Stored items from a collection
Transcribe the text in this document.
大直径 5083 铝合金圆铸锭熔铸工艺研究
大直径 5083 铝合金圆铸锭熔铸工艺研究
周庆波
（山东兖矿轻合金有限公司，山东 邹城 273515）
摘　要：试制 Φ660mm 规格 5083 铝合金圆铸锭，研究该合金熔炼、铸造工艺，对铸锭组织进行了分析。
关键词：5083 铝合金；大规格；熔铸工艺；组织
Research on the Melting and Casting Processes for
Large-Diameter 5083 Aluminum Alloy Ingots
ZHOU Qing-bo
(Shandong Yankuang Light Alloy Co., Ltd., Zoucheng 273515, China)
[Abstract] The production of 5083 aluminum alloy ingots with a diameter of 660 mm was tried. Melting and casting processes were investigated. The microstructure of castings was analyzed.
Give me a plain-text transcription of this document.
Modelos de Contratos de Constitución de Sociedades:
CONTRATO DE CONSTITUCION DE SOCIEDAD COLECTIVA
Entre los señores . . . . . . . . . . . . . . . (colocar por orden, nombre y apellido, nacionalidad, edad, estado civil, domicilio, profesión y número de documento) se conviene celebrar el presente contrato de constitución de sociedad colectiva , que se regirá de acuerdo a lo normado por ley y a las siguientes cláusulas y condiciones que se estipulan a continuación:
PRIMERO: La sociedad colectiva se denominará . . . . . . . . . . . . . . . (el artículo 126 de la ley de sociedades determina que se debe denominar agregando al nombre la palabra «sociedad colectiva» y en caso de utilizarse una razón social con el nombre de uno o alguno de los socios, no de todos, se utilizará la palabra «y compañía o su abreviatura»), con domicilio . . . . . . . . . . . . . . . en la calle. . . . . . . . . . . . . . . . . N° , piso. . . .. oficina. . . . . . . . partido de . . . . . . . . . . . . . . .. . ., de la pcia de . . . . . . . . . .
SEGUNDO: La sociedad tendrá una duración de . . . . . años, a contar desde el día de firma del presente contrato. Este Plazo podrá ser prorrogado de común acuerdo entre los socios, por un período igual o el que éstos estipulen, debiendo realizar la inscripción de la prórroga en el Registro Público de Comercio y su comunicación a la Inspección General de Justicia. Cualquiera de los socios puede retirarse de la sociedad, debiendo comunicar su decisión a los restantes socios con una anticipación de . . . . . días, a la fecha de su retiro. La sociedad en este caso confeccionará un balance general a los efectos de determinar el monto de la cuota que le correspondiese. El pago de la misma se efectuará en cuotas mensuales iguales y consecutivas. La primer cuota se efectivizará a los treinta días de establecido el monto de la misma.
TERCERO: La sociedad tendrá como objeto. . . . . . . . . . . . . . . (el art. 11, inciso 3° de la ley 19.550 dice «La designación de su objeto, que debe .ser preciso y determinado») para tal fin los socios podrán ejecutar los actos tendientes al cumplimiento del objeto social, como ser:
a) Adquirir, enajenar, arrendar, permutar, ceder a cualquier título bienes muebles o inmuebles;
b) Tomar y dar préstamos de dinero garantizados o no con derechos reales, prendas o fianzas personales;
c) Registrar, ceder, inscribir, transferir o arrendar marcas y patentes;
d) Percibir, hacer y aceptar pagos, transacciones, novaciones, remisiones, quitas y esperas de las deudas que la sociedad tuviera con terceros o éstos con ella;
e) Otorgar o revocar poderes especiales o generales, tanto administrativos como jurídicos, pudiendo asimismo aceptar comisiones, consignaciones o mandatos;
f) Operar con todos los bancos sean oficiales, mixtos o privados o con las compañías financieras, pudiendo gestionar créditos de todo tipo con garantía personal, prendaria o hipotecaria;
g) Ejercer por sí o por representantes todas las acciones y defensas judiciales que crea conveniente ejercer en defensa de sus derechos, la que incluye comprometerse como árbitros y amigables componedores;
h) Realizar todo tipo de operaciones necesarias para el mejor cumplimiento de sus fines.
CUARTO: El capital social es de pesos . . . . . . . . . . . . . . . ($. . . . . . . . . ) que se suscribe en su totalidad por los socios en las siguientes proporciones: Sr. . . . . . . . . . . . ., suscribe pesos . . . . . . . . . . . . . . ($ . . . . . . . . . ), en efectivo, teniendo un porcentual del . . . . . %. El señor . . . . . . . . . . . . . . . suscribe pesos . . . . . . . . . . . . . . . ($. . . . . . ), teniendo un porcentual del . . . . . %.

■ **What the exercise asks**
List all lines where "debe" occurs.

■ **Task output**
PRIMERO: La sociedad colectiva se denominará . . . . . . . . . . . . . . . (el artículo 126 de la ley de sociedades determina que se debe denominar agregando al nombre la palabra «sociedad colectiva» y en caso de utilizarse una razón social con el nombre de uno o alguno de los socios, no de todos, se utilizará la palabra «y compañía o su abreviatura»), con domicilio . . . . . . . . . . . . . . . en la calle. . . . . . . . . . . . . . . . . N° , piso. . . .. oficina. . . . . . . . partido de . . . . . . . . . . . . . . .. . ., de la pcia de . . . . . . . . . .
TERCERO: La sociedad tendrá como objeto. . . . . . . . . . . . . . . (el art. 11, inciso 3° de la ley 19.550 dice «La designación de su objeto, que debe .ser preciso y determinado») para tal fin los socios podrán ejecutar los actos tendientes al cumplimiento del objeto social, como ser:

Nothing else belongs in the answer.